Your objective: Repeat the whole listing exactly as written.

Data lines:
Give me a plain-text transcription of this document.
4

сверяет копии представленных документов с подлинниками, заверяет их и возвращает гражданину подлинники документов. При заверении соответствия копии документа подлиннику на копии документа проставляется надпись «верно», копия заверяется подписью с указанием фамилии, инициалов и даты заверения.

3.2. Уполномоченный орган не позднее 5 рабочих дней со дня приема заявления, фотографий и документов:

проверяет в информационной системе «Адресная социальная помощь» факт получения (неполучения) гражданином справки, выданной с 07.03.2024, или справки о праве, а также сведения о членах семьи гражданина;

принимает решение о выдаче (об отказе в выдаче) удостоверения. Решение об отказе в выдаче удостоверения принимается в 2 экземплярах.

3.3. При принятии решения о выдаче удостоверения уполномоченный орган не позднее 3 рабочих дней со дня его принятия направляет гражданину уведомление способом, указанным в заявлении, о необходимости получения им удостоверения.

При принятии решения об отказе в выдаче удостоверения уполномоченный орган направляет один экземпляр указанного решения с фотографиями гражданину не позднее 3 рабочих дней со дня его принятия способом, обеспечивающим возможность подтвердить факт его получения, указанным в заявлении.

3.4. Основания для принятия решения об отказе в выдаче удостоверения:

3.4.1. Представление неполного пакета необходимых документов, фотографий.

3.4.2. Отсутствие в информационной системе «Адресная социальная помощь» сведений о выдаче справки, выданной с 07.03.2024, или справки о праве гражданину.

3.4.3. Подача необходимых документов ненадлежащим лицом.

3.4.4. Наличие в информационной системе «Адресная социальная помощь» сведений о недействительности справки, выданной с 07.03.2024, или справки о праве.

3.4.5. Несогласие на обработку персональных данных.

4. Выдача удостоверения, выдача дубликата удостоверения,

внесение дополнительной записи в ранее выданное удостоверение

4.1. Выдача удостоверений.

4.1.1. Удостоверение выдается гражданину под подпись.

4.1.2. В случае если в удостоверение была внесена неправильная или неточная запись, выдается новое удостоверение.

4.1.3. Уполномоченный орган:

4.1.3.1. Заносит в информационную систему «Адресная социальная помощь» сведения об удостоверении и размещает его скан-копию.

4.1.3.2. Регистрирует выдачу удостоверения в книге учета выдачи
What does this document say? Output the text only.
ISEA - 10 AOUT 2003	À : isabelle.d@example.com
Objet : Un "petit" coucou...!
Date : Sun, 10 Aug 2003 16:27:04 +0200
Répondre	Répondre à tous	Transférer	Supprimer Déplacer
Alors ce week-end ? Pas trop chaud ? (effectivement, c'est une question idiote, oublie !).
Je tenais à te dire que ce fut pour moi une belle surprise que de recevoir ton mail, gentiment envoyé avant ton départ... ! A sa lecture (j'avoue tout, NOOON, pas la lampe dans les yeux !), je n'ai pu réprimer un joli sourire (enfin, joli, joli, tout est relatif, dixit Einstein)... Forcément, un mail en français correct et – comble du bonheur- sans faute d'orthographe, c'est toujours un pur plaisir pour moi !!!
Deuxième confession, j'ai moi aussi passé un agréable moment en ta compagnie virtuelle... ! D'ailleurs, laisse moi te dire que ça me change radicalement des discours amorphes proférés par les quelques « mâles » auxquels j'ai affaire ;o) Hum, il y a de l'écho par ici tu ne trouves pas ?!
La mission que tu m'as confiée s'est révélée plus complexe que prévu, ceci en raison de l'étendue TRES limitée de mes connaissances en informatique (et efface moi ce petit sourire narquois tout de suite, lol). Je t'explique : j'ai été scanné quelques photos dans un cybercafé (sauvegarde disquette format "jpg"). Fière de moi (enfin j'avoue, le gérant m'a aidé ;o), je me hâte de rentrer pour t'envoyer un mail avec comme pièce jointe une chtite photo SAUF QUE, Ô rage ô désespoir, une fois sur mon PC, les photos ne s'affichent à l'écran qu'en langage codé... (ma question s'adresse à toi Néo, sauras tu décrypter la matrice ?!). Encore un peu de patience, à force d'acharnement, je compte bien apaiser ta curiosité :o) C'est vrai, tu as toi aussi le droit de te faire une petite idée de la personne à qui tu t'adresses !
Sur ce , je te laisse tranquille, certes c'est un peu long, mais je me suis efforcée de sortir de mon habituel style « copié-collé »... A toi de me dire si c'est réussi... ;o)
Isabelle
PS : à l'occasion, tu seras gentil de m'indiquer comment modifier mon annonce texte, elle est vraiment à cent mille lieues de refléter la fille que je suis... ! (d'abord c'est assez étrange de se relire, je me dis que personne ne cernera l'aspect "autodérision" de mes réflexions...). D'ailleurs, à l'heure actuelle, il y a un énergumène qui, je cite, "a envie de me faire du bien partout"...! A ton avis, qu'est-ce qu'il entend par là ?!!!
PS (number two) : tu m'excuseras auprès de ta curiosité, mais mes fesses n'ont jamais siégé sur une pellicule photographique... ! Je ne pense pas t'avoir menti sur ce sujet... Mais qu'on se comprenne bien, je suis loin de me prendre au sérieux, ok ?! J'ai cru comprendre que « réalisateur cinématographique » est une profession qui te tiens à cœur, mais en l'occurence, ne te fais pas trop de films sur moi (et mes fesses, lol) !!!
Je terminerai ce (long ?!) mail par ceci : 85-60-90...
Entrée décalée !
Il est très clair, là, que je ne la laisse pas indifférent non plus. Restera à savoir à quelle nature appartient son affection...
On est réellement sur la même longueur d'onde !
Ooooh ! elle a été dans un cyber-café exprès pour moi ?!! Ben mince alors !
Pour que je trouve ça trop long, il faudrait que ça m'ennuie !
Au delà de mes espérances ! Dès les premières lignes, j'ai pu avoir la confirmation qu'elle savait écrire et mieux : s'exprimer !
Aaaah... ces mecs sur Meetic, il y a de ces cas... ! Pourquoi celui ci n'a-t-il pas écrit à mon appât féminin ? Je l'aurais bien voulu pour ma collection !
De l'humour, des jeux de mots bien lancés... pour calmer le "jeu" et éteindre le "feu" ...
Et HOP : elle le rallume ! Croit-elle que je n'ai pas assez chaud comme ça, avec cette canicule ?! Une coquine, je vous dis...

Response to the exercise:
Give me a plain-text transcription of this document.
4

сверяет копии представленных документов с подлинниками, заверяет их и возвращает гражданину подлинники документов. При заверении соответствия копии документа подлиннику на копии документа проставляется надпись «верно», копия заверяется подписью с указанием фамилии, инициалов и даты заверения.

3.2. Уполномоченный орган не позднее 5 рабочих дней со дня приема заявления, фотографий и документов:

проверяет в информационной системе «Адресная социальная помощь» факт получения (неполучения) гражданином справки, выданной с 07.03.2024, или справки о праве, а также сведения о членах семьи гражданина;

принимает решение о выдаче (об отказе в выдаче) удостоверения. Решение об отказе в выдаче удостоверения принимается в 2 экземплярах.

3.3. При принятии решения о выдаче удостоверения уполномоченный орган не позднее 3 рабочих дней со дня его принятия направляет гражданину уведомление способом, указанным в заявлении, о необходимости получения им удостоверения.

При принятии решения об отказе в выдаче удостоверения уполномоченный орган направляет один экземпляр указанного решения с фотографиями гражданину не позднее 3 рабочих дней со дня его принятия способом, обеспечивающим возможность подтвердить факт его получения, указанным в заявлении.

3.4. Основания для принятия решения об отказе в выдаче удостоверения:

3.4.1. Представление неполного пакета необходимых документов, фотографий.

3.4.2. Отсутствие в информационной системе «Адресная социальная помощь» сведений о выдаче справки, выданной с 07.03.2024, или справки о праве гражданину.

3.4.3. Подача необходимых документов ненадлежащим лицом.

3.4.4. Наличие в информационной системе «Адресная социальная помощь» сведений о недействительности справки, выданной с 07.03.2024, или справки о праве.

3.4.5. Несогласие на обработку персональных данных.

4. Выдача удостоверения, выдача дубликата удостоверения,

внесение дополнительной записи в ранее выданное удостоверение

4.1. Выдача удостоверений.

4.1.1. Удостоверение выдается гражданину под подпись.

4.1.2. В случае если в удостоверение была внесена неправильная или неточная запись, выдается новое удостоверение.

4.1.3. Уполномоченный орган:

4.1.3.1. Заносит в информационную систему «Адресная социальная помощь» сведения об удостоверении и размещает его скан-копию.

4.1.3.2. Регистрирует выдачу удостоверения в книге учета выдачи
What does this document say? Output the text only.
ISEA - 10 AOUT 2003	À : isabelle.d@example.com
Objet : Un "petit" coucou...!
Date : Sun, 10 Aug 2003 16:27:04 +0200
Répondre	Répondre à tous	Transférer	Supprimer Déplacer
Alors ce week-end ? Pas trop chaud ? (effectivement, c'est une question idiote, oublie !).
Je tenais à te dire que ce fut pour moi une belle surprise que de recevoir ton mail, gentiment envoyé avant ton départ... ! A sa lecture (j'avoue tout, NOOON, pas la lampe dans les yeux !), je n'ai pu réprimer un joli sourire (enfin, joli, joli, tout est relatif, dixit Einstein)... Forcément, un mail en français correct et – comble du bonheur- sans faute d'orthographe, c'est toujours un pur plaisir pour moi !!!
Deuxième confession, j'ai moi aussi passé un agréable moment en ta compagnie virtuelle... ! D'ailleurs, laisse moi te dire que ça me change radicalement des discours amorphes proférés par les quelques « mâles » auxquels j'ai affaire ;o) Hum, il y a de l'écho par ici tu ne trouves pas ?!
La mission que tu m'as confiée s'est révélée plus complexe que prévu, ceci en raison de l'étendue TRES limitée de mes connaissances en informatique (et efface moi ce petit sourire narquois tout de suite, lol). Je t'explique : j'ai été scanné quelques photos dans un cybercafé (sauvegarde disquette format "jpg"). Fière de moi (enfin j'avoue, le gérant m'a aidé ;o), je me hâte de rentrer pour t'envoyer un mail avec comme pièce jointe une chtite photo SAUF QUE, Ô rage ô désespoir, une fois sur mon PC, les photos ne s'affichent à l'écran qu'en langage codé... (ma question s'adresse à toi Néo, sauras tu décrypter la matrice ?!). Encore un peu de patience, à force d'acharnement, je compte bien apaiser ta curiosité :o) C'est vrai, tu as toi aussi le droit de te faire une petite idée de la personne à qui tu t'adresses !
Sur ce , je te laisse tranquille, certes c'est un peu long, mais je me suis efforcée de sortir de mon habituel style « copié-collé »... A toi de me dire si c'est réussi... ;o)
Isabelle
PS : à l'occasion, tu seras gentil de m'indiquer comment modifier mon annonce texte, elle est vraiment à cent mille lieues de refléter la fille que je suis... ! (d'abord c'est assez étrange de se relire, je me dis que personne ne cernera l'aspect "autodérision" de mes réflexions...). D'ailleurs, à l'heure actuelle, il y a un énergumène qui, je cite, "a envie de me faire du bien partout"...! A ton avis, qu'est-ce qu'il entend par là ?!!!
PS (number two) : tu m'excuseras auprès de ta curiosité, mais mes fesses n'ont jamais siégé sur une pellicule photographique... ! Je ne pense pas t'avoir menti sur ce sujet... Mais qu'on se comprenne bien, je suis loin de me prendre au sérieux, ok ?! J'ai cru comprendre que « réalisateur cinématographique » est une profession qui te tiens à cœur, mais en l'occurence, ne te fais pas trop de films sur moi (et mes fesses, lol) !!!
Je terminerai ce (long ?!) mail par ceci : 85-60-90...
Entrée décalée !
Il est très clair, là, que je ne la laisse pas indifférent non plus. Restera à savoir à quelle nature appartient son affection...
On est réellement sur la même longueur d'onde !
Ooooh ! elle a été dans un cyber-café exprès pour moi ?!! Ben mince alors !
Pour que je trouve ça trop long, il faudrait que ça m'ennuie !
Au delà de mes espérances ! Dès les premières lignes, j'ai pu avoir la confirmation qu'elle savait écrire et mieux : s'exprimer !
Aaaah... ces mecs sur Meetic, il y a de ces cas... ! Pourquoi celui ci n'a-t-il pas écrit à mon appât féminin ? Je l'aurais bien voulu pour ma collection !
De l'humour, des jeux de mots bien lancés... pour calmer le "jeu" et éteindre le "feu" ...
Et HOP : elle le rallume ! Croit-elle que je n'ai pas assez chaud comme ça, avec cette canicule ?! Une coquine, je vous dis...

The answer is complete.